Start of Block
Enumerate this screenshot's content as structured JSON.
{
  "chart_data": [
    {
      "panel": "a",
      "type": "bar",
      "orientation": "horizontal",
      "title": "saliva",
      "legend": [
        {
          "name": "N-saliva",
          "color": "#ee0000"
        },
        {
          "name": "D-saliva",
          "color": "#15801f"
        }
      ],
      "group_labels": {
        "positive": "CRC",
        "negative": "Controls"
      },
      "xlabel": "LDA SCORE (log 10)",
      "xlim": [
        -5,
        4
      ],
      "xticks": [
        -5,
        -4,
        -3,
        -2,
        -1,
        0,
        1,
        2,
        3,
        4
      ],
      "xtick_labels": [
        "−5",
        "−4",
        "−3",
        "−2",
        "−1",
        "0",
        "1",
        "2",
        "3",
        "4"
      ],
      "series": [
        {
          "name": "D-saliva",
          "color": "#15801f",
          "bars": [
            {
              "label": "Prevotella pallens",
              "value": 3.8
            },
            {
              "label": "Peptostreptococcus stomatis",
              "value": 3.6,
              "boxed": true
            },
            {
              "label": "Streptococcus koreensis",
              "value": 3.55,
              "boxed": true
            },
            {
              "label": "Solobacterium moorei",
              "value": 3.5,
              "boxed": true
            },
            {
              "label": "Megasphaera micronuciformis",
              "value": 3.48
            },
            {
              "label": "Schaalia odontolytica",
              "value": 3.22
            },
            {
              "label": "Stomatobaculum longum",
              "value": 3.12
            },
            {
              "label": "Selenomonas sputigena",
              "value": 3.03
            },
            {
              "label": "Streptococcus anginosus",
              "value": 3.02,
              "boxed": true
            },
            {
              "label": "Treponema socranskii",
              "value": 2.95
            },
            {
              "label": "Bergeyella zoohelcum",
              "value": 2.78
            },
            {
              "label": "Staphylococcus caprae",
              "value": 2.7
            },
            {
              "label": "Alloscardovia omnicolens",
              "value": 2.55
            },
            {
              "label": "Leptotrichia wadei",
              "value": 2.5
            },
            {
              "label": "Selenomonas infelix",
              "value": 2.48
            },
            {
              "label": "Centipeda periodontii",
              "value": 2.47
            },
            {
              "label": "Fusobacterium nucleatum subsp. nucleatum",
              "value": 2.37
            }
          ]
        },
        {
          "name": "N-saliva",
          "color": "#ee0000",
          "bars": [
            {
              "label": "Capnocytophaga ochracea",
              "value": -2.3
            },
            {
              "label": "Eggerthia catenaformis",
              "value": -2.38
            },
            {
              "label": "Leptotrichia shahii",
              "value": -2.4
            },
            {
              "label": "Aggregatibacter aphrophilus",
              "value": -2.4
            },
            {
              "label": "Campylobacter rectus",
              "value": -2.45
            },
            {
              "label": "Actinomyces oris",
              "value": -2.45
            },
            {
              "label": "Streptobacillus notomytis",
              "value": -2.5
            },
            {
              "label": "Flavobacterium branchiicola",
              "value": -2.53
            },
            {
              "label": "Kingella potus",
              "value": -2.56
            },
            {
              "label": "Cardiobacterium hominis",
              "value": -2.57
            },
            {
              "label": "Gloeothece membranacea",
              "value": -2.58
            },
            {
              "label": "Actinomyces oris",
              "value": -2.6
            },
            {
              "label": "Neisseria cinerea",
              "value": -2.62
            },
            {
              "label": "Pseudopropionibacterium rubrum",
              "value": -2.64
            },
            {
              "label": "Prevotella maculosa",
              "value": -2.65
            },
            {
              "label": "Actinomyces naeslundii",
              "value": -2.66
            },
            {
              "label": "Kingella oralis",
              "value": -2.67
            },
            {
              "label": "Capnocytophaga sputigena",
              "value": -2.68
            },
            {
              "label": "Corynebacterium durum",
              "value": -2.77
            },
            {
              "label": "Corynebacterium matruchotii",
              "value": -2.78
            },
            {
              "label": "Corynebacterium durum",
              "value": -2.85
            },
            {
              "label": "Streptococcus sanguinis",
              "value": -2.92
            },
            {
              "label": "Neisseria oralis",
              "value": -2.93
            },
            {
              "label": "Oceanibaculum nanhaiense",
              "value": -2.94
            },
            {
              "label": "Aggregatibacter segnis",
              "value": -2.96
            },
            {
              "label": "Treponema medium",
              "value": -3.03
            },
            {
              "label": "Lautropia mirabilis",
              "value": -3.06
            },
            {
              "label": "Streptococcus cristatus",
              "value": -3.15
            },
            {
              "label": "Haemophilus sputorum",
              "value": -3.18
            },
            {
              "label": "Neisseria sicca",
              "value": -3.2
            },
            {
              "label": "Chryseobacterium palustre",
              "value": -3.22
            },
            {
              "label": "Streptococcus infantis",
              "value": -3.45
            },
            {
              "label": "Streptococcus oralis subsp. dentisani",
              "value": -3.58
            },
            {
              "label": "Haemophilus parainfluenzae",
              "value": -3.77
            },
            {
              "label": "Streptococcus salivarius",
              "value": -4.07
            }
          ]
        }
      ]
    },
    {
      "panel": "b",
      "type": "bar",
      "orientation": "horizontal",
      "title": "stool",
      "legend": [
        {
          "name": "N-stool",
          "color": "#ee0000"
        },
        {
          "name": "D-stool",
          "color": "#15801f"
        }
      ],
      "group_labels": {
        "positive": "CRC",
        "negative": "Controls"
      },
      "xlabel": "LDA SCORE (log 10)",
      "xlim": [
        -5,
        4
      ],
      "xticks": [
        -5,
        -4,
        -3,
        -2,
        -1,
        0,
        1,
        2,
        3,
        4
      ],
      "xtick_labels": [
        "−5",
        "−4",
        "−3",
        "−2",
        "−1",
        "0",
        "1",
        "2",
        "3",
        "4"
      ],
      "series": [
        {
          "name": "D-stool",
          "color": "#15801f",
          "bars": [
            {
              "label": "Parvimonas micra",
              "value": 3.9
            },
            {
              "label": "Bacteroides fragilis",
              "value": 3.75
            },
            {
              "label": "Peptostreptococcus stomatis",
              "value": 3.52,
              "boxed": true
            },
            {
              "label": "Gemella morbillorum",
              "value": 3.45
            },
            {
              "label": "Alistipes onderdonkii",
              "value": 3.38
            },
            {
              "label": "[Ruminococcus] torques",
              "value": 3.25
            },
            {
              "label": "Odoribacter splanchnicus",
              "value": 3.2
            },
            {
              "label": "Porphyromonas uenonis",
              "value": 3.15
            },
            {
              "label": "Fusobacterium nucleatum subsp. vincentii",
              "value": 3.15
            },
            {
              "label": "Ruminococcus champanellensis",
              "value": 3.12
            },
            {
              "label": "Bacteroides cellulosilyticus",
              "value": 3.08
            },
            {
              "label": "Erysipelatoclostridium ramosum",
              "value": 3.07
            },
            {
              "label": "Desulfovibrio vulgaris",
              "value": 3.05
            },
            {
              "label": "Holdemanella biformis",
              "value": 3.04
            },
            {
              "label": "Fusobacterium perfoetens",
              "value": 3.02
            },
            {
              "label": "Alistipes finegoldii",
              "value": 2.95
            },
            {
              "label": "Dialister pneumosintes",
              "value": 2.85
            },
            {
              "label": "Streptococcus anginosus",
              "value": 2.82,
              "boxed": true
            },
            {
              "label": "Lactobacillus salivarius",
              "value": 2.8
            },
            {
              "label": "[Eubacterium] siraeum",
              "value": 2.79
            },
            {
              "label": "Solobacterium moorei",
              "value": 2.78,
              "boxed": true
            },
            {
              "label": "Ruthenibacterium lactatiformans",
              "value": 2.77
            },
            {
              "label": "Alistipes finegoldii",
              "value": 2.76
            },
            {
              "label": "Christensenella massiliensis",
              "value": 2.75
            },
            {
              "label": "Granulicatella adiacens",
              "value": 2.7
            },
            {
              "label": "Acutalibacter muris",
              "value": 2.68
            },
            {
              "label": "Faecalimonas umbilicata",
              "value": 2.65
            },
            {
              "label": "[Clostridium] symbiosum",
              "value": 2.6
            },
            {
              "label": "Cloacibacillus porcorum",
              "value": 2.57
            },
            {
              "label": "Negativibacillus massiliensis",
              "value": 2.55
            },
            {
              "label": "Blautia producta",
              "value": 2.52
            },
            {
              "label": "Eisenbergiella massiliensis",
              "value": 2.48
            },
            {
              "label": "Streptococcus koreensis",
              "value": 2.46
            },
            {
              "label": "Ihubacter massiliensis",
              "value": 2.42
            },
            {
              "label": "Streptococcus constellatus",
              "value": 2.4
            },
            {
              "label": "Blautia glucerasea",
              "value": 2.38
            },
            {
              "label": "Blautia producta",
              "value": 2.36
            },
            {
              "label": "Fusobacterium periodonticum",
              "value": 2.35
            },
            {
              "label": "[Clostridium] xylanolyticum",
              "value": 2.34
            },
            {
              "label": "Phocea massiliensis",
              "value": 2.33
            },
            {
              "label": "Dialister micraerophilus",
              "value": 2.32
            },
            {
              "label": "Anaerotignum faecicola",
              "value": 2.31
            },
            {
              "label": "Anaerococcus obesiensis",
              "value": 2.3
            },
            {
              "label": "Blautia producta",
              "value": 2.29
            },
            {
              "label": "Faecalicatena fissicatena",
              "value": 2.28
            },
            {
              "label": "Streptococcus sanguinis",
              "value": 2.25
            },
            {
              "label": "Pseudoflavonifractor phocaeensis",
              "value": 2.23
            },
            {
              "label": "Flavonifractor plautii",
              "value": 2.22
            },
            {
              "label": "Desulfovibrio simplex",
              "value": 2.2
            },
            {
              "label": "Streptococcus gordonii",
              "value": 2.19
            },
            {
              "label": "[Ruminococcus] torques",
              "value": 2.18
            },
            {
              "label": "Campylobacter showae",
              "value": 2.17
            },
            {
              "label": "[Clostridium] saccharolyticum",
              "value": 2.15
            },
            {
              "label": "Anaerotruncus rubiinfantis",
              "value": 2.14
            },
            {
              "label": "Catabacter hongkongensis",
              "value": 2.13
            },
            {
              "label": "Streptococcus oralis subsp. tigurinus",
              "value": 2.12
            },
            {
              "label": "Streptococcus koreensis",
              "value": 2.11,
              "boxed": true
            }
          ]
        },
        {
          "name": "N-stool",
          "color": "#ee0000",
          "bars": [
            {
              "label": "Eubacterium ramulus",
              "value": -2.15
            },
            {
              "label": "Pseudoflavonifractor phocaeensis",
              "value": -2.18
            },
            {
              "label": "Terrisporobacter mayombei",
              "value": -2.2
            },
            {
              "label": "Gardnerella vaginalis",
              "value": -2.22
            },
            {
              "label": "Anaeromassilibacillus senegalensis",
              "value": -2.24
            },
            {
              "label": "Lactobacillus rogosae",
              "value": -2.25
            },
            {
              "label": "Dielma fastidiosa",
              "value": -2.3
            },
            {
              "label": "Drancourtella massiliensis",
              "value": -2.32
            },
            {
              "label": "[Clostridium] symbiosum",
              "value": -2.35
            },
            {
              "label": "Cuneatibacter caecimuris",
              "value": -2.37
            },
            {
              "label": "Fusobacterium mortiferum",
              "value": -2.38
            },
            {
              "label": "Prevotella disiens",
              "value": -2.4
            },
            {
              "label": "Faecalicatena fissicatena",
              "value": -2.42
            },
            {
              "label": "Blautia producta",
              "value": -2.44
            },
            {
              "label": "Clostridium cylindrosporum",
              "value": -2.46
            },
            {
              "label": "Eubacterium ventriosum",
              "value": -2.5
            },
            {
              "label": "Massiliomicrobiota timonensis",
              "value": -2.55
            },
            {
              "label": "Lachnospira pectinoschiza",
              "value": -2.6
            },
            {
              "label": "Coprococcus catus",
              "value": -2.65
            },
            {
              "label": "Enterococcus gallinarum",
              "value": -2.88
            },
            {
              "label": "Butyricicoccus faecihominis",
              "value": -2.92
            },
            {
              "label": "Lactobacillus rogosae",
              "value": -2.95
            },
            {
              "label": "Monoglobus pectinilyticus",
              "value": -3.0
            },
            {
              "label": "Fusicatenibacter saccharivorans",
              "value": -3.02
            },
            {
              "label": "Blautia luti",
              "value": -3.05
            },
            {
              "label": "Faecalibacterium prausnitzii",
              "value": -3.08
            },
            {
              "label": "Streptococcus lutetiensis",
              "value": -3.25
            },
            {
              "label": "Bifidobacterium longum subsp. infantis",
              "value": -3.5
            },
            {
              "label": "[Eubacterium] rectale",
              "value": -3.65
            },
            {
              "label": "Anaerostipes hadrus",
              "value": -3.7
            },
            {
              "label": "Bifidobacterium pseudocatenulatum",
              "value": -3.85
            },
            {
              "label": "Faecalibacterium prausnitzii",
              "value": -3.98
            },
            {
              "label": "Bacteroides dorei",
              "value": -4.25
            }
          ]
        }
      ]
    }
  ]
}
End of Block
_WHAT THIS TASK INVOLVES_: Show the lines above with "longum".

_REPLY_:
              "label": "Stomatobaculum longum",
              "label": "Bifidobacterium longum subsp. infantis",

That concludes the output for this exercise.